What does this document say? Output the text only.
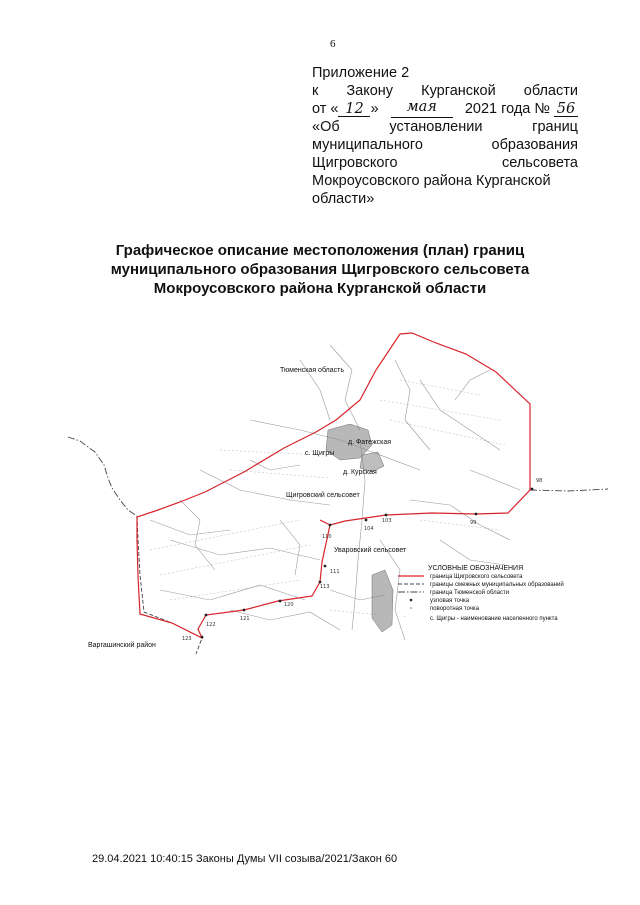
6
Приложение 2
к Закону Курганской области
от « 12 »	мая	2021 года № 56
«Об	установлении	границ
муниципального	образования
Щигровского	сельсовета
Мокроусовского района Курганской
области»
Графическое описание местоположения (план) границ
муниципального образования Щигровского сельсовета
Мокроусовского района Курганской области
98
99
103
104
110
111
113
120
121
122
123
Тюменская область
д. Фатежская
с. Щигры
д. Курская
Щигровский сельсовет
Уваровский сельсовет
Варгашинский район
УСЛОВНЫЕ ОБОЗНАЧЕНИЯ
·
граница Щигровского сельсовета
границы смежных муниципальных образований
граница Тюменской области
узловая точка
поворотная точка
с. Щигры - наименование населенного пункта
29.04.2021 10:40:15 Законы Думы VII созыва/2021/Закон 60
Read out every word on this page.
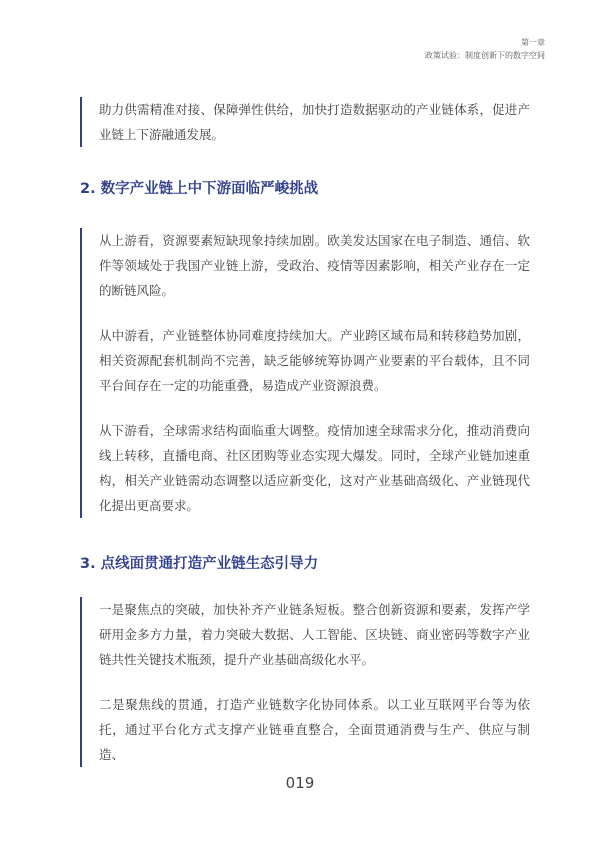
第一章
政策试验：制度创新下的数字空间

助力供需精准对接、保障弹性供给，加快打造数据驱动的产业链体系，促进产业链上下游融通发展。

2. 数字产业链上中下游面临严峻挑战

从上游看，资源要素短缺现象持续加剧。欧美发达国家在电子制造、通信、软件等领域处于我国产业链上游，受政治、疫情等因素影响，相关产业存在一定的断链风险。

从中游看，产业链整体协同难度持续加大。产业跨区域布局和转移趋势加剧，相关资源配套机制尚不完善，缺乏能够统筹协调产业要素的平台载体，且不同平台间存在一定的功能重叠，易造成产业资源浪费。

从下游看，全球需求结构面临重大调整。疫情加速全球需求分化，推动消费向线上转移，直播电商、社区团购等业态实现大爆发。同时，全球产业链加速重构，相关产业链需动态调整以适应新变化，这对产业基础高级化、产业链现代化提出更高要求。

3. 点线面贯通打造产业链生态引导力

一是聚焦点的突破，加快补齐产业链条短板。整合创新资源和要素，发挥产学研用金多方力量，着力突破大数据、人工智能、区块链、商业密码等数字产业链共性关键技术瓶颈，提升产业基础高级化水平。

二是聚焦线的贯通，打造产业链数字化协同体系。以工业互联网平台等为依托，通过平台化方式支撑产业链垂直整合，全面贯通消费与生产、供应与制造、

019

◇ ◇ ◇ ◇ ◇

## WHAT THE TASK REQUIRES:
Leave out the pictures and reproduce the rest of the listing exactly.

## ANSWER TO THE EXERCISE:
What does this document say? Output the text only.
6
Приложение 2
к Закону Курганской области
от « 12 »	мая	2021 года № 56
«Об	установлении	границ
муниципального	образования
Щигровского	сельсовета
Мокроусовского района Курганской
области»
Графическое описание местоположения (план) границ
муниципального образования Щигровского сельсовета
Мокроусовского района Курганской области
98
99
103
104
110
111
113
120
121
122
123
Тюменская область
д. Фатежская
с. Щигры
д. Курская
Щигровский сельсовет
Уваровский сельсовет
Варгашинский район
УСЛОВНЫЕ ОБОЗНАЧЕНИЯ
·
граница Щигровского сельсовета
границы смежных муниципальных образований
граница Тюменской области
узловая точка
поворотная точка
с. Щигры - наименование населенного пункта
29.04.2021 10:40:15 Законы Думы VII созыва/2021/Закон 60
Read out every word on this page.
第一章
政策试验：制度创新下的数字空间

助力供需精准对接、保障弹性供给，加快打造数据驱动的产业链体系，促进产业链上下游融通发展。

2. 数字产业链上中下游面临严峻挑战

从上游看，资源要素短缺现象持续加剧。欧美发达国家在电子制造、通信、软件等领域处于我国产业链上游，受政治、疫情等因素影响，相关产业存在一定的断链风险。

从中游看，产业链整体协同难度持续加大。产业跨区域布局和转移趋势加剧，相关资源配套机制尚不完善，缺乏能够统筹协调产业要素的平台载体，且不同平台间存在一定的功能重叠，易造成产业资源浪费。

从下游看，全球需求结构面临重大调整。疫情加速全球需求分化，推动消费向线上转移，直播电商、社区团购等业态实现大爆发。同时，全球产业链加速重构，相关产业链需动态调整以适应新变化，这对产业基础高级化、产业链现代化提出更高要求。

3. 点线面贯通打造产业链生态引导力

一是聚焦点的突破，加快补齐产业链条短板。整合创新资源和要素，发挥产学研用金多方力量，着力突破大数据、人工智能、区块链、商业密码等数字产业链共性关键技术瓶颈，提升产业基础高级化水平。

二是聚焦线的贯通，打造产业链数字化协同体系。以工业互联网平台等为依托，通过平台化方式支撑产业链垂直整合，全面贯通消费与生产、供应与制造、

019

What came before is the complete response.